:: Prompt ::
Output each entry that follows exactly. Images stay out.

:: Information shown ::

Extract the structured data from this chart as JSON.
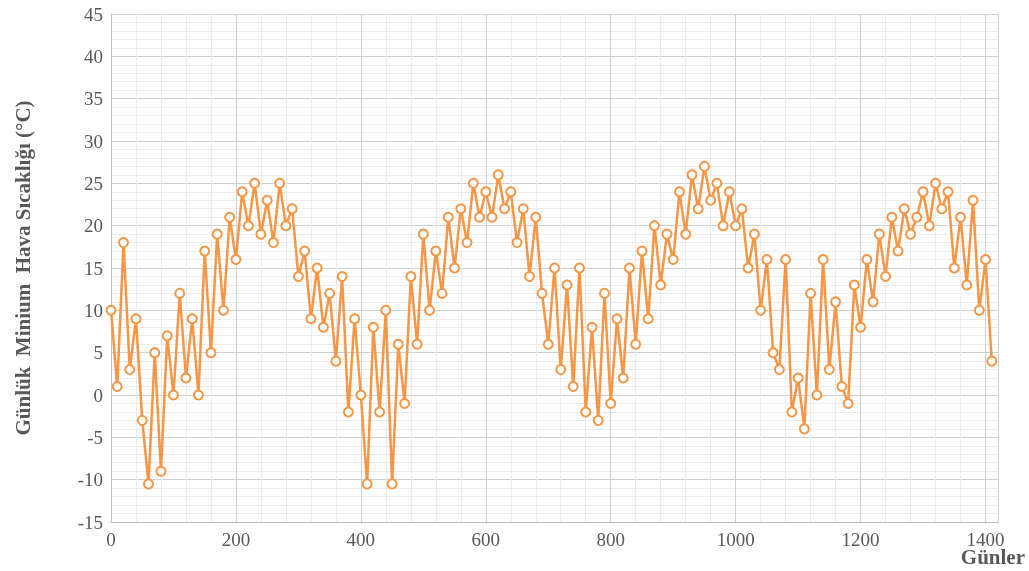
{
  "chart_data": {
    "type": "line",
    "xlabel": "Günler",
    "ylabel": "Günlük  Minium  Hava Sıcaklığı (°C)",
    "x": [
      0,
      10,
      20,
      30,
      40,
      50,
      60,
      70,
      80,
      90,
      100,
      110,
      120,
      130,
      140,
      150,
      160,
      170,
      180,
      190,
      200,
      210,
      220,
      230,
      240,
      250,
      260,
      270,
      280,
      290,
      300,
      310,
      320,
      330,
      340,
      350,
      360,
      370,
      380,
      390,
      400,
      410,
      420,
      430,
      440,
      450,
      460,
      470,
      480,
      490,
      500,
      510,
      520,
      530,
      540,
      550,
      560,
      570,
      580,
      590,
      600,
      610,
      620,
      630,
      640,
      650,
      660,
      670,
      680,
      690,
      700,
      710,
      720,
      730,
      740,
      750,
      760,
      770,
      780,
      790,
      800,
      810,
      820,
      830,
      840,
      850,
      860,
      870,
      880,
      890,
      900,
      910,
      920,
      930,
      940,
      950,
      960,
      970,
      980,
      990,
      1000,
      1010,
      1020,
      1030,
      1040,
      1050,
      1060,
      1070,
      1080,
      1090,
      1100,
      1110,
      1120,
      1130,
      1140,
      1150,
      1160,
      1170,
      1180,
      1190,
      1200,
      1210,
      1220,
      1230,
      1240,
      1250,
      1260,
      1270,
      1280,
      1290,
      1300,
      1310,
      1320,
      1330,
      1340,
      1350,
      1360,
      1370,
      1380,
      1390,
      1400,
      1410
    ],
    "series": [
      {
        "color": "#f79646",
        "values": [
          10,
          1,
          18,
          3,
          9,
          -3,
          -10.5,
          5,
          -9,
          7,
          0,
          12,
          2,
          9,
          0,
          17,
          5,
          19,
          10,
          21,
          16,
          24,
          20,
          25,
          19,
          23,
          18,
          25,
          20,
          22,
          14,
          17,
          9,
          15,
          8,
          12,
          4,
          14,
          -2,
          9,
          0,
          -10.5,
          8,
          -2,
          10,
          -10.5,
          6,
          -1,
          14,
          6,
          19,
          10,
          17,
          12,
          21,
          15,
          22,
          18,
          25,
          21,
          24,
          21,
          26,
          22,
          24,
          18,
          22,
          14,
          21,
          12,
          6,
          15,
          3,
          13,
          1,
          15,
          -2,
          8,
          -3,
          12,
          -1,
          9,
          2,
          15,
          6,
          17,
          9,
          20,
          13,
          19,
          16,
          24,
          19,
          26,
          22,
          27,
          23,
          25,
          20,
          24,
          20,
          22,
          15,
          19,
          10,
          16,
          5,
          3,
          16,
          -2,
          2,
          -4,
          12,
          0,
          16,
          3,
          11,
          1,
          -1,
          13,
          8,
          16,
          11,
          19,
          14,
          21,
          17,
          22,
          19,
          21,
          24,
          20,
          25,
          22,
          24,
          15,
          21,
          13,
          23,
          10,
          16,
          4
        ]
      }
    ],
    "xlim": [
      0,
      1420
    ],
    "xticks": [
      0,
      200,
      400,
      600,
      800,
      1000,
      1200,
      1400
    ],
    "ylim": [
      -15,
      45
    ],
    "yticks": [
      -15,
      -10,
      -5,
      0,
      5,
      10,
      15,
      20,
      25,
      30,
      35,
      40,
      45
    ],
    "grid": true,
    "marker": "circle",
    "line_style": "solid"
  }
}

:: Right answer ::
Extract the structured data from this chart as JSON.
{
  "chart_data": {
    "type": "line",
    "xlabel": "Günler",
    "ylabel": "Günlük  Minium  Hava Sıcaklığı (°C)",
    "x": [
      0,
      10,
      20,
      30,
      40,
      50,
      60,
      70,
      80,
      90,
      100,
      110,
      120,
      130,
      140,
      150,
      160,
      170,
      180,
      190,
      200,
      210,
      220,
      230,
      240,
      250,
      260,
      270,
      280,
      290,
      300,
      310,
      320,
      330,
      340,
      350,
      360,
      370,
      380,
      390,
      400,
      410,
      420,
      430,
      440,
      450,
      460,
      470,
      480,
      490,
      500,
      510,
      520,
      530,
      540,
      550,
      560,
      570,
      580,
      590,
      600,
      610,
      620,
      630,
      640,
      650,
      660,
      670,
      680,
      690,
      700,
      710,
      720,
      730,
      740,
      750,
      760,
      770,
      780,
      790,
      800,
      810,
      820,
      830,
      840,
      850,
      860,
      870,
      880,
      890,
      900,
      910,
      920,
      930,
      940,
      950,
      960,
      970,
      980,
      990,
      1000,
      1010,
      1020,
      1030,
      1040,
      1050,
      1060,
      1070,
      1080,
      1090,
      1100,
      1110,
      1120,
      1130,
      1140,
      1150,
      1160,
      1170,
      1180,
      1190,
      1200,
      1210,
      1220,
      1230,
      1240,
      1250,
      1260,
      1270,
      1280,
      1290,
      1300,
      1310,
      1320,
      1330,
      1340,
      1350,
      1360,
      1370,
      1380,
      1390,
      1400,
      1410
    ],
    "series": [
      {
        "color": "#f79646",
        "values": [
          10,
          1,
          18,
          3,
          9,
          -3,
          -10.5,
          5,
          -9,
          7,
          0,
          12,
          2,
          9,
          0,
          17,
          5,
          19,
          10,
          21,
          16,
          24,
          20,
          25,
          19,
          23,
          18,
          25,
          20,
          22,
          14,
          17,
          9,
          15,
          8,
          12,
          4,
          14,
          -2,
          9,
          0,
          -10.5,
          8,
          -2,
          10,
          -10.5,
          6,
          -1,
          14,
          6,
          19,
          10,
          17,
          12,
          21,
          15,
          22,
          18,
          25,
          21,
          24,
          21,
          26,
          22,
          24,
          18,
          22,
          14,
          21,
          12,
          6,
          15,
          3,
          13,
          1,
          15,
          -2,
          8,
          -3,
          12,
          -1,
          9,
          2,
          15,
          6,
          17,
          9,
          20,
          13,
          19,
          16,
          24,
          19,
          26,
          22,
          27,
          23,
          25,
          20,
          24,
          20,
          22,
          15,
          19,
          10,
          16,
          5,
          3,
          16,
          -2,
          2,
          -4,
          12,
          0,
          16,
          3,
          11,
          1,
          -1,
          13,
          8,
          16,
          11,
          19,
          14,
          21,
          17,
          22,
          19,
          21,
          24,
          20,
          25,
          22,
          24,
          15,
          21,
          13,
          23,
          10,
          16,
          4
        ]
      }
    ],
    "xlim": [
      0,
      1420
    ],
    "xticks": [
      0,
      200,
      400,
      600,
      800,
      1000,
      1200,
      1400
    ],
    "ylim": [
      -15,
      45
    ],
    "yticks": [
      -15,
      -10,
      -5,
      0,
      5,
      10,
      15,
      20,
      25,
      30,
      35,
      40,
      45
    ],
    "grid": true,
    "marker": "circle",
    "line_style": "solid"
  }
}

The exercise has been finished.